DATA FOR THIS EXERCISE:
:::::
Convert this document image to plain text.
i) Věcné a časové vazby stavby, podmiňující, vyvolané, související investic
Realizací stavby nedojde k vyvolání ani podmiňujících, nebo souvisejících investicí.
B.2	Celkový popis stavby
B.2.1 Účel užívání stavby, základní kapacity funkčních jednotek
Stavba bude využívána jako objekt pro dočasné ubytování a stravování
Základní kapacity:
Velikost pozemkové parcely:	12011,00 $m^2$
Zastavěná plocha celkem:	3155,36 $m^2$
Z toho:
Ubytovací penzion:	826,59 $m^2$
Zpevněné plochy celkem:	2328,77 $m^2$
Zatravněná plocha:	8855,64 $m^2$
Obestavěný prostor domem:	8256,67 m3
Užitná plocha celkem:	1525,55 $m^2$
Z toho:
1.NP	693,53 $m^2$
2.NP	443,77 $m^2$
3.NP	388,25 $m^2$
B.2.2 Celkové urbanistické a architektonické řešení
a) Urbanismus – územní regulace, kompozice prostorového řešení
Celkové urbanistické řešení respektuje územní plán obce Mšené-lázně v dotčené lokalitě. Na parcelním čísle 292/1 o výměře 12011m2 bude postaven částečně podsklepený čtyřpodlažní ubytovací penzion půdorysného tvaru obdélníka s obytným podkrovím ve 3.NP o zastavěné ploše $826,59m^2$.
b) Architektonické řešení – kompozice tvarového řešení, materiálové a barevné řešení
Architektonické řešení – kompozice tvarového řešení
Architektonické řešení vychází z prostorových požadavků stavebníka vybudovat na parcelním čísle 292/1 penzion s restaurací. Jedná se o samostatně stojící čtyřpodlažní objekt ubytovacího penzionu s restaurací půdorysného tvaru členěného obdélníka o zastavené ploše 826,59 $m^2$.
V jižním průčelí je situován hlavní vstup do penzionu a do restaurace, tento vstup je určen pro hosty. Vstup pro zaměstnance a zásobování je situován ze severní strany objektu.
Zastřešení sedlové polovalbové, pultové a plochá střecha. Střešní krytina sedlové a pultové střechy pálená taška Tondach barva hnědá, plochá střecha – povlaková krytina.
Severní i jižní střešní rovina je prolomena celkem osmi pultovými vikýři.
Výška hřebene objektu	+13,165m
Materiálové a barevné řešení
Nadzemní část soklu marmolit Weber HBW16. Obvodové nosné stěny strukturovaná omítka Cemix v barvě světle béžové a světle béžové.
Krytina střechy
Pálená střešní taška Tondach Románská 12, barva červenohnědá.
:::::
GOAL: Copy out every line of the data above, exactly as given.

CORRECT RESPONSE:
Convert this document image to plain text.
i) Věcné a časové vazby stavby, podmiňující, vyvolané, související investic
Realizací stavby nedojde k vyvolání ani podmiňujících, nebo souvisejících investicí.
B.2	Celkový popis stavby
B.2.1 Účel užívání stavby, základní kapacity funkčních jednotek
Stavba bude využívána jako objekt pro dočasné ubytování a stravování
Základní kapacity:
Velikost pozemkové parcely:	12011,00 $m^2$
Zastavěná plocha celkem:	3155,36 $m^2$
Z toho:
Ubytovací penzion:	826,59 $m^2$
Zpevněné plochy celkem:	2328,77 $m^2$
Zatravněná plocha:	8855,64 $m^2$
Obestavěný prostor domem:	8256,67 m3
Užitná plocha celkem:	1525,55 $m^2$
Z toho:
1.NP	693,53 $m^2$
2.NP	443,77 $m^2$
3.NP	388,25 $m^2$
B.2.2 Celkové urbanistické a architektonické řešení
a) Urbanismus – územní regulace, kompozice prostorového řešení
Celkové urbanistické řešení respektuje územní plán obce Mšené-lázně v dotčené lokalitě. Na parcelním čísle 292/1 o výměře 12011m2 bude postaven částečně podsklepený čtyřpodlažní ubytovací penzion půdorysného tvaru obdélníka s obytným podkrovím ve 3.NP o zastavěné ploše $826,59m^2$.
b) Architektonické řešení – kompozice tvarového řešení, materiálové a barevné řešení
Architektonické řešení – kompozice tvarového řešení
Architektonické řešení vychází z prostorových požadavků stavebníka vybudovat na parcelním čísle 292/1 penzion s restaurací. Jedná se o samostatně stojící čtyřpodlažní objekt ubytovacího penzionu s restaurací půdorysného tvaru členěného obdélníka o zastavené ploše 826,59 $m^2$.
V jižním průčelí je situován hlavní vstup do penzionu a do restaurace, tento vstup je určen pro hosty. Vstup pro zaměstnance a zásobování je situován ze severní strany objektu.
Zastřešení sedlové polovalbové, pultové a plochá střecha. Střešní krytina sedlové a pultové střechy pálená taška Tondach barva hnědá, plochá střecha – povlaková krytina.
Severní i jižní střešní rovina je prolomena celkem osmi pultovými vikýři.
Výška hřebene objektu	+13,165m
Materiálové a barevné řešení
Nadzemní část soklu marmolit Weber HBW16. Obvodové nosné stěny strukturovaná omítka Cemix v barvě světle béžové a světle béžové.
Krytina střechy
Pálená střešní taška Tondach Románská 12, barva červenohnědá.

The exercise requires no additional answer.